Collection entries
— Begin —

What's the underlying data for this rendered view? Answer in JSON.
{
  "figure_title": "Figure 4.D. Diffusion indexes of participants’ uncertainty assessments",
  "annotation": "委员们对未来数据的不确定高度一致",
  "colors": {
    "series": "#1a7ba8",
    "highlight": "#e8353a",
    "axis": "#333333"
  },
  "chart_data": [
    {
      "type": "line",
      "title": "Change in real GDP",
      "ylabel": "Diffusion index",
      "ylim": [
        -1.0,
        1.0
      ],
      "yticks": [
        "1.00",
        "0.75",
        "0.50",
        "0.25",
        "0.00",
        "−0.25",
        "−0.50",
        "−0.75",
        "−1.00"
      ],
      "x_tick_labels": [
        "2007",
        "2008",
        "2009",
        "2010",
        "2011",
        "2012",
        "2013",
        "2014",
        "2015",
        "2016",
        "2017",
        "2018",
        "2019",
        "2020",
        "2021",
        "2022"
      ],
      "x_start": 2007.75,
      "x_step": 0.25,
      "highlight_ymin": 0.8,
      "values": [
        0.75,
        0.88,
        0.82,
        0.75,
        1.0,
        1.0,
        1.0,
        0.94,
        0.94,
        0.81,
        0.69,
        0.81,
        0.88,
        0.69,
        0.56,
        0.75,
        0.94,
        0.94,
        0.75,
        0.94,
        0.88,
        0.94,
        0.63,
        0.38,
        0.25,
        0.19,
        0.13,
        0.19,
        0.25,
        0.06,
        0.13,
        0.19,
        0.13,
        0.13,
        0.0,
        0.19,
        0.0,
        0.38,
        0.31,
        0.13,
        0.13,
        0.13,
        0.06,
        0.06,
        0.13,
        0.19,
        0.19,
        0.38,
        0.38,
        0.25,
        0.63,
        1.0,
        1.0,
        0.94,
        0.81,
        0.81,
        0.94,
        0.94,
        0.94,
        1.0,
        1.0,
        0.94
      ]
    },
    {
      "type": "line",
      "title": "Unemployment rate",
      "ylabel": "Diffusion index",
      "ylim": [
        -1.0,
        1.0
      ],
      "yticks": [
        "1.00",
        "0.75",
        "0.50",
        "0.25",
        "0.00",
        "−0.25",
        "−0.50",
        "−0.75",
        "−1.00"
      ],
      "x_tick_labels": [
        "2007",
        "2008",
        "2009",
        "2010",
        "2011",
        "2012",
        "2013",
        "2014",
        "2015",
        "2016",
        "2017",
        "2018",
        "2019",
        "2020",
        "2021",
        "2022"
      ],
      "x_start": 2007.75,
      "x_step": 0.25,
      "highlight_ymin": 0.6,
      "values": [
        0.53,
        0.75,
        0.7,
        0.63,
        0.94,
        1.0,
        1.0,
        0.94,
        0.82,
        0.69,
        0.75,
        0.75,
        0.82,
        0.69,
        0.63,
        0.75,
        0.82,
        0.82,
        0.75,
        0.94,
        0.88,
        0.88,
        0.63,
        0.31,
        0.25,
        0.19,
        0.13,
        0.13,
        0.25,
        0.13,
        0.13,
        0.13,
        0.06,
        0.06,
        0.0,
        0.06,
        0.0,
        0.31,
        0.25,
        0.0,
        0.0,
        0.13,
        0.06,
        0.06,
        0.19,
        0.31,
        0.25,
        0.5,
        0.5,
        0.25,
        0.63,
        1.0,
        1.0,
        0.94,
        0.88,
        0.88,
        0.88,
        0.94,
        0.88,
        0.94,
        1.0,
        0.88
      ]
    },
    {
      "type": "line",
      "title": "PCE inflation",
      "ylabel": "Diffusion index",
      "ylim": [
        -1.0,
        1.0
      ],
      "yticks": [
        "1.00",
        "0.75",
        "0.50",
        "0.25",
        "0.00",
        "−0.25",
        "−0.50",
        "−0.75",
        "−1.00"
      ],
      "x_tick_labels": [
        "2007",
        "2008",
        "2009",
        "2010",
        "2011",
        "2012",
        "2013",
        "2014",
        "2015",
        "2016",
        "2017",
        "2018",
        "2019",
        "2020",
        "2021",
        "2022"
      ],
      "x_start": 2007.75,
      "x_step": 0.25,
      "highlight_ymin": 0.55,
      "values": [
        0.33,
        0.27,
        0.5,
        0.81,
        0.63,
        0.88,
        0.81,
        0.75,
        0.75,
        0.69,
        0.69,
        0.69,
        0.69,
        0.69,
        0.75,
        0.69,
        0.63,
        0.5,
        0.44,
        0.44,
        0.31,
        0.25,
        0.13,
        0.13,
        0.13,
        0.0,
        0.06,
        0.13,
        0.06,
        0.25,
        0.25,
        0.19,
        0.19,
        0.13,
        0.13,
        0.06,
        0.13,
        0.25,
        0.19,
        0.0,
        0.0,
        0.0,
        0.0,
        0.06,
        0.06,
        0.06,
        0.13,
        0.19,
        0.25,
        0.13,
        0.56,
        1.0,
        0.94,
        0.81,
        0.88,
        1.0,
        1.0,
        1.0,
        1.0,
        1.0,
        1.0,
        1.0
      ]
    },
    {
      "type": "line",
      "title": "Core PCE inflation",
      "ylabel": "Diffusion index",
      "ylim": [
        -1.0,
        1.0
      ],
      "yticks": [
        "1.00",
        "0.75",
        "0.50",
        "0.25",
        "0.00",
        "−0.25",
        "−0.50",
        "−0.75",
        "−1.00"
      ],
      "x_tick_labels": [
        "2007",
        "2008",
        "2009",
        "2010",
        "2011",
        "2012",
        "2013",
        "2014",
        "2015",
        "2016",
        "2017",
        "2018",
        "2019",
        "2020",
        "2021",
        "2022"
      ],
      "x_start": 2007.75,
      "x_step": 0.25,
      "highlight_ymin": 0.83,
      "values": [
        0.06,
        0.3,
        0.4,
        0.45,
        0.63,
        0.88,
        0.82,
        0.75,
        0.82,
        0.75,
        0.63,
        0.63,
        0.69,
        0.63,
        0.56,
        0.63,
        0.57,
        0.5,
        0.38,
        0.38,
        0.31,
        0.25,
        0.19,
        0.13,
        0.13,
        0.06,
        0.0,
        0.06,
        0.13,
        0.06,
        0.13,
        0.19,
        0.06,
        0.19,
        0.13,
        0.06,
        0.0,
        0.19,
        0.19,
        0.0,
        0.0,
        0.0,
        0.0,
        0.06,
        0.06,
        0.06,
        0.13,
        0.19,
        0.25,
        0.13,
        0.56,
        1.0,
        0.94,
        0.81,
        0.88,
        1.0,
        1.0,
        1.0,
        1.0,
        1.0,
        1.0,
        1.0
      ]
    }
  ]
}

— End —

_Task prompt_. Output all of the material, please, exactly as it stands.

_Solution to this exercise_.
What's the underlying data for this rendered view? Answer in JSON.
{
  "figure_title": "Figure 4.D. Diffusion indexes of participants’ uncertainty assessments",
  "annotation": "委员们对未来数据的不确定高度一致",
  "colors": {
    "series": "#1a7ba8",
    "highlight": "#e8353a",
    "axis": "#333333"
  },
  "chart_data": [
    {
      "type": "line",
      "title": "Change in real GDP",
      "ylabel": "Diffusion index",
      "ylim": [
        -1.0,
        1.0
      ],
      "yticks": [
        "1.00",
        "0.75",
        "0.50",
        "0.25",
        "0.00",
        "−0.25",
        "−0.50",
        "−0.75",
        "−1.00"
      ],
      "x_tick_labels": [
        "2007",
        "2008",
        "2009",
        "2010",
        "2011",
        "2012",
        "2013",
        "2014",
        "2015",
        "2016",
        "2017",
        "2018",
        "2019",
        "2020",
        "2021",
        "2022"
      ],
      "x_start": 2007.75,
      "x_step": 0.25,
      "highlight_ymin": 0.8,
      "values": [
        0.75,
        0.88,
        0.82,
        0.75,
        1.0,
        1.0,
        1.0,
        0.94,
        0.94,
        0.81,
        0.69,
        0.81,
        0.88,
        0.69,
        0.56,
        0.75,
        0.94,
        0.94,
        0.75,
        0.94,
        0.88,
        0.94,
        0.63,
        0.38,
        0.25,
        0.19,
        0.13,
        0.19,
        0.25,
        0.06,
        0.13,
        0.19,
        0.13,
        0.13,
        0.0,
        0.19,
        0.0,
        0.38,
        0.31,
        0.13,
        0.13,
        0.13,
        0.06,
        0.06,
        0.13,
        0.19,
        0.19,
        0.38,
        0.38,
        0.25,
        0.63,
        1.0,
        1.0,
        0.94,
        0.81,
        0.81,
        0.94,
        0.94,
        0.94,
        1.0,
        1.0,
        0.94
      ]
    },
    {
      "type": "line",
      "title": "Unemployment rate",
      "ylabel": "Diffusion index",
      "ylim": [
        -1.0,
        1.0
      ],
      "yticks": [
        "1.00",
        "0.75",
        "0.50",
        "0.25",
        "0.00",
        "−0.25",
        "−0.50",
        "−0.75",
        "−1.00"
      ],
      "x_tick_labels": [
        "2007",
        "2008",
        "2009",
        "2010",
        "2011",
        "2012",
        "2013",
        "2014",
        "2015",
        "2016",
        "2017",
        "2018",
        "2019",
        "2020",
        "2021",
        "2022"
      ],
      "x_start": 2007.75,
      "x_step": 0.25,
      "highlight_ymin": 0.6,
      "values": [
        0.53,
        0.75,
        0.7,
        0.63,
        0.94,
        1.0,
        1.0,
        0.94,
        0.82,
        0.69,
        0.75,
        0.75,
        0.82,
        0.69,
        0.63,
        0.75,
        0.82,
        0.82,
        0.75,
        0.94,
        0.88,
        0.88,
        0.63,
        0.31,
        0.25,
        0.19,
        0.13,
        0.13,
        0.25,
        0.13,
        0.13,
        0.13,
        0.06,
        0.06,
        0.0,
        0.06,
        0.0,
        0.31,
        0.25,
        0.0,
        0.0,
        0.13,
        0.06,
        0.06,
        0.19,
        0.31,
        0.25,
        0.5,
        0.5,
        0.25,
        0.63,
        1.0,
        1.0,
        0.94,
        0.88,
        0.88,
        0.88,
        0.94,
        0.88,
        0.94,
        1.0,
        0.88
      ]
    },
    {
      "type": "line",
      "title": "PCE inflation",
      "ylabel": "Diffusion index",
      "ylim": [
        -1.0,
        1.0
      ],
      "yticks": [
        "1.00",
        "0.75",
        "0.50",
        "0.25",
        "0.00",
        "−0.25",
        "−0.50",
        "−0.75",
        "−1.00"
      ],
      "x_tick_labels": [
        "2007",
        "2008",
        "2009",
        "2010",
        "2011",
        "2012",
        "2013",
        "2014",
        "2015",
        "2016",
        "2017",
        "2018",
        "2019",
        "2020",
        "2021",
        "2022"
      ],
      "x_start": 2007.75,
      "x_step": 0.25,
      "highlight_ymin": 0.55,
      "values": [
        0.33,
        0.27,
        0.5,
        0.81,
        0.63,
        0.88,
        0.81,
        0.75,
        0.75,
        0.69,
        0.69,
        0.69,
        0.69,
        0.69,
        0.75,
        0.69,
        0.63,
        0.5,
        0.44,
        0.44,
        0.31,
        0.25,
        0.13,
        0.13,
        0.13,
        0.0,
        0.06,
        0.13,
        0.06,
        0.25,
        0.25,
        0.19,
        0.19,
        0.13,
        0.13,
        0.06,
        0.13,
        0.25,
        0.19,
        0.0,
        0.0,
        0.0,
        0.0,
        0.06,
        0.06,
        0.06,
        0.13,
        0.19,
        0.25,
        0.13,
        0.56,
        1.0,
        0.94,
        0.81,
        0.88,
        1.0,
        1.0,
        1.0,
        1.0,
        1.0,
        1.0,
        1.0
      ]
    },
    {
      "type": "line",
      "title": "Core PCE inflation",
      "ylabel": "Diffusion index",
      "ylim": [
        -1.0,
        1.0
      ],
      "yticks": [
        "1.00",
        "0.75",
        "0.50",
        "0.25",
        "0.00",
        "−0.25",
        "−0.50",
        "−0.75",
        "−1.00"
      ],
      "x_tick_labels": [
        "2007",
        "2008",
        "2009",
        "2010",
        "2011",
        "2012",
        "2013",
        "2014",
        "2015",
        "2016",
        "2017",
        "2018",
        "2019",
        "2020",
        "2021",
        "2022"
      ],
      "x_start": 2007.75,
      "x_step": 0.25,
      "highlight_ymin": 0.83,
      "values": [
        0.06,
        0.3,
        0.4,
        0.45,
        0.63,
        0.88,
        0.82,
        0.75,
        0.82,
        0.75,
        0.63,
        0.63,
        0.69,
        0.63,
        0.56,
        0.63,
        0.57,
        0.5,
        0.38,
        0.38,
        0.31,
        0.25,
        0.19,
        0.13,
        0.13,
        0.06,
        0.0,
        0.06,
        0.13,
        0.06,
        0.13,
        0.19,
        0.06,
        0.19,
        0.13,
        0.06,
        0.0,
        0.19,
        0.19,
        0.0,
        0.0,
        0.0,
        0.0,
        0.06,
        0.06,
        0.06,
        0.13,
        0.19,
        0.25,
        0.13,
        0.56,
        1.0,
        0.94,
        0.81,
        0.88,
        1.0,
        1.0,
        1.0,
        1.0,
        1.0,
        1.0,
        1.0
      ]
    }
  ]
}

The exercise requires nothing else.